▸ **QUESTIONS**:
1. From the piece on self-sabotage, extract everything from "Oh are you her?" down to "stop it now." and reproduce it word for word.
2. According to the piece on self-sabotage, what do self-saboteurs sabotage besides relationships?
3. Continue the piece on self-sabotage from the point where it stops.

▸ **EXTRACT PROVIDED**:
══════════════════════════════
Oh are you her? Are you the girl that throws salt in her own game? Are you the one that thinks this relationship is just ‘too good to be true’? Do you test the limits of that poor guy seeing at what point he’ll break and just give up? Well if you’re her, I have something to say you. Stop it, just stop it now.
Once upon a time I was a self-saboteur it’s almost like a compulsion and many folks didn’t pass my ‘tests’. But I did it anyway out of habit and fear. As a young woman the best I could say about my experience with relationships was that I was a tad bit dippy, stupid, and definitely inexperienced. Many black women especially those who have just dealt with black men all their lives are used to the half-assed relationship. Now this isn’t to say you can’t do half-ass with a white boy cause you can and I have. But having a bad experience doesn’t suddenly give you the right to sabotage every possible functional relationship you may have. People self-sabotage for different reasons some folks want to test to see if the person is willing to make an effort, some want confirm their fear that the person will leave them at the drop of a hat and they usually confirm it. Some just can’t believe something so good would come to them and they don’t deserve it anyway. Whatever the reason self-sabotage is not the way to function. As well as relationships, people who are self-saboteurs also will sabotage careers, educations and just life in general.
══════════════════════════════
▸ **DATASET ENTRIES**:
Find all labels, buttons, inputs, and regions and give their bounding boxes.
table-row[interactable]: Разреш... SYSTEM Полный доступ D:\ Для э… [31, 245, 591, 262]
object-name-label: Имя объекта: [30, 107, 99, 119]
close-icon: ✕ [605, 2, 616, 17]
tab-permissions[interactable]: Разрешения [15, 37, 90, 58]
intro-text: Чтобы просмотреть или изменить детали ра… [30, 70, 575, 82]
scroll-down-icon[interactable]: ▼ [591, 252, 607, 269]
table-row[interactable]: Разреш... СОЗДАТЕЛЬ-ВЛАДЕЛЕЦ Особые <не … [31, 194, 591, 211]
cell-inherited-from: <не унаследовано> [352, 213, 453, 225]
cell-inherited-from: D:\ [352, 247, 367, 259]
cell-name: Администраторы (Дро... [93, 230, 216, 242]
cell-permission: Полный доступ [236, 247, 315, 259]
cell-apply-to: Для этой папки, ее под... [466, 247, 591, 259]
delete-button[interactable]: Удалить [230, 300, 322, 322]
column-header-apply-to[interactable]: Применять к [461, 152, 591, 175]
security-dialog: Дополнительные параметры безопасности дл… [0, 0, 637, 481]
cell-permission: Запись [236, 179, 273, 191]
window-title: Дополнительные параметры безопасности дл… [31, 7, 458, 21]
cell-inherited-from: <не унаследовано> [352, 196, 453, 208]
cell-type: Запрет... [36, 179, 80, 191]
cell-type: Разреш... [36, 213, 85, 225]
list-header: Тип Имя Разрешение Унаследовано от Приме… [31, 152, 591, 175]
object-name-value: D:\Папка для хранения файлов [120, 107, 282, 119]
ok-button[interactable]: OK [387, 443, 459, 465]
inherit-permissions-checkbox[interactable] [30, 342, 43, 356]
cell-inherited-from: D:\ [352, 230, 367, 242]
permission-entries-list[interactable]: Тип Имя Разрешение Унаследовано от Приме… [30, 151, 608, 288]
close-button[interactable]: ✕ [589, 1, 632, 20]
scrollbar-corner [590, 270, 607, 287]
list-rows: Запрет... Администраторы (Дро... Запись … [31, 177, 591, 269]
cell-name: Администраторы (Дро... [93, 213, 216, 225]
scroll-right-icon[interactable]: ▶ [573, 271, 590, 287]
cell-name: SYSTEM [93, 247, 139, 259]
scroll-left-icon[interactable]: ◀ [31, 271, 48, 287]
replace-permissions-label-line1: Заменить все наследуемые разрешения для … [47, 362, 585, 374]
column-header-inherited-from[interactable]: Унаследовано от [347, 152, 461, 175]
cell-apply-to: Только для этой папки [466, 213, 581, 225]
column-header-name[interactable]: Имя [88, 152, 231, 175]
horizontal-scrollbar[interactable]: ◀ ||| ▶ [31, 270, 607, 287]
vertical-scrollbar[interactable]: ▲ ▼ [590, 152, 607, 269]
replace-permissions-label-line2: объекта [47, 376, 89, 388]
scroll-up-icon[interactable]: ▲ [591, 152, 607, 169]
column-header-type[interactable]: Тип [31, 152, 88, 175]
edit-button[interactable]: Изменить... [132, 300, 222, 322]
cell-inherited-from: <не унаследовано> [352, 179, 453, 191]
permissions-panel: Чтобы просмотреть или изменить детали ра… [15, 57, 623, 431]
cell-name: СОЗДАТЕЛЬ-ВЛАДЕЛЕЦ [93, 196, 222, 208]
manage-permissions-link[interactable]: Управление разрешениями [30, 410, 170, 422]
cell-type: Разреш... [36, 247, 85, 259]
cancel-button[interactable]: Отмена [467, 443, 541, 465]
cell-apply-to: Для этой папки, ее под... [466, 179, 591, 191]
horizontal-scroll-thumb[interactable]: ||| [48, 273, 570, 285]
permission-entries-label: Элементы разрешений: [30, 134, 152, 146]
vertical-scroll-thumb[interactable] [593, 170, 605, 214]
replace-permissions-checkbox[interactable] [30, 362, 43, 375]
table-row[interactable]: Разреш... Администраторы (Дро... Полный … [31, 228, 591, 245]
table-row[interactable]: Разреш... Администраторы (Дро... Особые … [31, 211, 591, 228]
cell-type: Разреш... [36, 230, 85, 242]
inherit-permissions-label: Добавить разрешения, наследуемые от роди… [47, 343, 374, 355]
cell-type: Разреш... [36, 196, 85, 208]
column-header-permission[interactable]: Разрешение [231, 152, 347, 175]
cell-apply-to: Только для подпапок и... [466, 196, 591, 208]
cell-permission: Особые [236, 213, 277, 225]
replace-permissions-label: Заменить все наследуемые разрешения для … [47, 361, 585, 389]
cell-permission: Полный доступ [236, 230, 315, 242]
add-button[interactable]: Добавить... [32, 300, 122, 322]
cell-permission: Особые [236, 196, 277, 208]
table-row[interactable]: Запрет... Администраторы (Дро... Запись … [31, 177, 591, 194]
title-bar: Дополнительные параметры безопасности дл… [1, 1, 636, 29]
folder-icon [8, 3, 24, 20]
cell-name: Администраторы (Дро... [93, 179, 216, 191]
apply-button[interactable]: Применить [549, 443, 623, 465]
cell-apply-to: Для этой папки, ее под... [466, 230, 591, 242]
══════════════════════════════
▸ **ANSWERS PROVIDED**:
1.
Oh are you her? Are you the girl that throws salt in her own game? Are you the one that thinks this relationship is just ‘too good to be true’? Do you test the limits of that poor guy seeing at what point he’ll break and just give up? Well if you’re her, I have something to say you. Stop it, just stop it now.

2. Careers, educations, and life in general.

3.
Why would someone do this to themselves you ask? It’s hard to know and since I’m not a therapist I’ll try not to guess. I must say in my younger days I used to do it as a way to test people I was involved with, I usually proved myself right. If you push people away hard enough, yes they do eventually give up and move on. Why wouldn’t they, why would anyone stay to try to prove something you don’t believe yourself. Self-sabotage is destructive and unneeded. I know it’s hard for some black women to get that, yes there is this nice non-black man that loves you and wants to spend his life making you happy in whatever way possible and yes you deserve it. I know the black community and some black men have been feeding you lies, telling you that you’re not worthy but that’s what it is, a lie. You can be happy, productive, in a good relationship that nourishes you with someone who treasures you. It’s possible, I got it and I say this always I am not some special case. I know of many black women who have what I have it.
You deserve the absolute best for you, whatever that is. Stop sabotaging your relationships. I know many black women are reticent to believe that a non-black man would find them attractive, want to date them or especially want to marry them. I am not implying that all non-black men you meet will be the one for you but to not believe that you are deserving of love and respect of any man is just crazy. Stop trying to make humans jump through hoops of fire like dogs, yes a man must prove himself but he shouldn’t have to prove himself over and over and over again, ad nauseum, infinitum. Relax and let yourself be loved, it’s a wonderful feeling I can assure you.